Directive: Exactly reproduce each line of the listing that follows.

(Figure record extracts)
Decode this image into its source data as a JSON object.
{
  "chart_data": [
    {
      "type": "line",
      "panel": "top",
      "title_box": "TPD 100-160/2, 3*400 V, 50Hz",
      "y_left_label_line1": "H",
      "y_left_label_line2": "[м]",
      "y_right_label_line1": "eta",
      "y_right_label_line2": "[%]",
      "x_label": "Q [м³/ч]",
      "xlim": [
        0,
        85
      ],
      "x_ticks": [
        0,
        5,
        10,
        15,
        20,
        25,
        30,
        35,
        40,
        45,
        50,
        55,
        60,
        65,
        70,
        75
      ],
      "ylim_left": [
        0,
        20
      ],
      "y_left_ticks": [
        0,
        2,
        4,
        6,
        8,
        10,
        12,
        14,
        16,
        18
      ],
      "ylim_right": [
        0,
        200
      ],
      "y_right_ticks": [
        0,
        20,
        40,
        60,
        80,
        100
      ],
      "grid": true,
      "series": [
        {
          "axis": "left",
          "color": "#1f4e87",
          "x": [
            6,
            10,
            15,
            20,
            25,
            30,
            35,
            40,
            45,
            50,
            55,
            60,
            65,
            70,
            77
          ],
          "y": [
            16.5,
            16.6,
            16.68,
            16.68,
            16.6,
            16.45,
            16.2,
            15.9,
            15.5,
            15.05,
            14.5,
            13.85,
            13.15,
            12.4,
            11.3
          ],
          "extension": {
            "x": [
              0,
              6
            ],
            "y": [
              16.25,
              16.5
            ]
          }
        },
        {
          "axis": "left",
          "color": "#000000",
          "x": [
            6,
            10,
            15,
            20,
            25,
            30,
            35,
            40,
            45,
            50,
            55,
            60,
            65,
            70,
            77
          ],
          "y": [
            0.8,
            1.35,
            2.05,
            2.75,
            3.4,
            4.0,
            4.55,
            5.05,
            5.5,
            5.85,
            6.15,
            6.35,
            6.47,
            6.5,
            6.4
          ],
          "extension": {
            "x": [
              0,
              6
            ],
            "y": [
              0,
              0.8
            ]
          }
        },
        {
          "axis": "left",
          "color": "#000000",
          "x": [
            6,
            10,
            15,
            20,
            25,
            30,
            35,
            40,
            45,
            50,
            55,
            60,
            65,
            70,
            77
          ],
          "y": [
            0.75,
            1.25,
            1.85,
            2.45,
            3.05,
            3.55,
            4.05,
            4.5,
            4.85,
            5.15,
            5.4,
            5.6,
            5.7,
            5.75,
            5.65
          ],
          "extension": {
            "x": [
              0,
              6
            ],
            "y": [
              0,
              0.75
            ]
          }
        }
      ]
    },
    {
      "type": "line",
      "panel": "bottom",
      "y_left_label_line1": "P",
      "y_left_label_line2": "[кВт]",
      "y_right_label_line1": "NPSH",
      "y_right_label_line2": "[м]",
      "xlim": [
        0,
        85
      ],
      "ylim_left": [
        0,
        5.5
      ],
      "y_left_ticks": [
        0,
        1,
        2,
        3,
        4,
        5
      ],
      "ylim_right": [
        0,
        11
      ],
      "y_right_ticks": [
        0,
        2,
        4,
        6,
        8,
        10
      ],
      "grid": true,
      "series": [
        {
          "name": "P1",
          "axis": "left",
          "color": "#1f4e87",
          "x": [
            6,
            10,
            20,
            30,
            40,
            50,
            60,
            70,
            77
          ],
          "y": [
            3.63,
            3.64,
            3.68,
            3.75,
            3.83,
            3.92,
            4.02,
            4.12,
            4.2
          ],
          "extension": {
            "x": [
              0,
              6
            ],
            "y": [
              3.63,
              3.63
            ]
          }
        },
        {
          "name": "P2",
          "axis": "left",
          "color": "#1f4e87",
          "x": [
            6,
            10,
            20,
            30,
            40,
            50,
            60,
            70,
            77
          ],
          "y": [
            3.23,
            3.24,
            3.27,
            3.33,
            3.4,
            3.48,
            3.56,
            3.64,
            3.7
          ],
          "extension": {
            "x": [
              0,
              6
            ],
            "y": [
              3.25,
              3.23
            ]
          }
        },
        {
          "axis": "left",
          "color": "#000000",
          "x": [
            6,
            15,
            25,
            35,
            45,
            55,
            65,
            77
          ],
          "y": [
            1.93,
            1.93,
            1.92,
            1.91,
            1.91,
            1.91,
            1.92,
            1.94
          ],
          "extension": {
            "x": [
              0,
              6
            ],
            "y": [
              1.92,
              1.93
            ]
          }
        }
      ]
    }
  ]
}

Output for this exercise:
Decode this image into its source data as a JSON object.
{
  "chart_data": [
    {
      "type": "line",
      "panel": "top",
      "title_box": "TPD 100-160/2, 3*400 V, 50Hz",
      "y_left_label_line1": "H",
      "y_left_label_line2": "[м]",
      "y_right_label_line1": "eta",
      "y_right_label_line2": "[%]",
      "x_label": "Q [м³/ч]",
      "xlim": [
        0,
        85
      ],
      "x_ticks": [
        0,
        5,
        10,
        15,
        20,
        25,
        30,
        35,
        40,
        45,
        50,
        55,
        60,
        65,
        70,
        75
      ],
      "ylim_left": [
        0,
        20
      ],
      "y_left_ticks": [
        0,
        2,
        4,
        6,
        8,
        10,
        12,
        14,
        16,
        18
      ],
      "ylim_right": [
        0,
        200
      ],
      "y_right_ticks": [
        0,
        20,
        40,
        60,
        80,
        100
      ],
      "grid": true,
      "series": [
        {
          "axis": "left",
          "color": "#1f4e87",
          "x": [
            6,
            10,
            15,
            20,
            25,
            30,
            35,
            40,
            45,
            50,
            55,
            60,
            65,
            70,
            77
          ],
          "y": [
            16.5,
            16.6,
            16.68,
            16.68,
            16.6,
            16.45,
            16.2,
            15.9,
            15.5,
            15.05,
            14.5,
            13.85,
            13.15,
            12.4,
            11.3
          ],
          "extension": {
            "x": [
              0,
              6
            ],
            "y": [
              16.25,
              16.5
            ]
          }
        },
        {
          "axis": "left",
          "color": "#000000",
          "x": [
            6,
            10,
            15,
            20,
            25,
            30,
            35,
            40,
            45,
            50,
            55,
            60,
            65,
            70,
            77
          ],
          "y": [
            0.8,
            1.35,
            2.05,
            2.75,
            3.4,
            4.0,
            4.55,
            5.05,
            5.5,
            5.85,
            6.15,
            6.35,
            6.47,
            6.5,
            6.4
          ],
          "extension": {
            "x": [
              0,
              6
            ],
            "y": [
              0,
              0.8
            ]
          }
        },
        {
          "axis": "left",
          "color": "#000000",
          "x": [
            6,
            10,
            15,
            20,
            25,
            30,
            35,
            40,
            45,
            50,
            55,
            60,
            65,
            70,
            77
          ],
          "y": [
            0.75,
            1.25,
            1.85,
            2.45,
            3.05,
            3.55,
            4.05,
            4.5,
            4.85,
            5.15,
            5.4,
            5.6,
            5.7,
            5.75,
            5.65
          ],
          "extension": {
            "x": [
              0,
              6
            ],
            "y": [
              0,
              0.75
            ]
          }
        }
      ]
    },
    {
      "type": "line",
      "panel": "bottom",
      "y_left_label_line1": "P",
      "y_left_label_line2": "[кВт]",
      "y_right_label_line1": "NPSH",
      "y_right_label_line2": "[м]",
      "xlim": [
        0,
        85
      ],
      "ylim_left": [
        0,
        5.5
      ],
      "y_left_ticks": [
        0,
        1,
        2,
        3,
        4,
        5
      ],
      "ylim_right": [
        0,
        11
      ],
      "y_right_ticks": [
        0,
        2,
        4,
        6,
        8,
        10
      ],
      "grid": true,
      "series": [
        {
          "name": "P1",
          "axis": "left",
          "color": "#1f4e87",
          "x": [
            6,
            10,
            20,
            30,
            40,
            50,
            60,
            70,
            77
          ],
          "y": [
            3.63,
            3.64,
            3.68,
            3.75,
            3.83,
            3.92,
            4.02,
            4.12,
            4.2
          ],
          "extension": {
            "x": [
              0,
              6
            ],
            "y": [
              3.63,
              3.63
            ]
          }
        },
        {
          "name": "P2",
          "axis": "left",
          "color": "#1f4e87",
          "x": [
            6,
            10,
            20,
            30,
            40,
            50,
            60,
            70,
            77
          ],
          "y": [
            3.23,
            3.24,
            3.27,
            3.33,
            3.4,
            3.48,
            3.56,
            3.64,
            3.7
          ],
          "extension": {
            "x": [
              0,
              6
            ],
            "y": [
              3.25,
              3.23
            ]
          }
        },
        {
          "axis": "left",
          "color": "#000000",
          "x": [
            6,
            15,
            25,
            35,
            45,
            55,
            65,
            77
          ],
          "y": [
            1.93,
            1.93,
            1.92,
            1.91,
            1.91,
            1.91,
            1.92,
            1.94
          ],
          "extension": {
            "x": [
              0,
              6
            ],
            "y": [
              1.92,
              1.93
            ]
          }
        }
      ]
    }
  ]
}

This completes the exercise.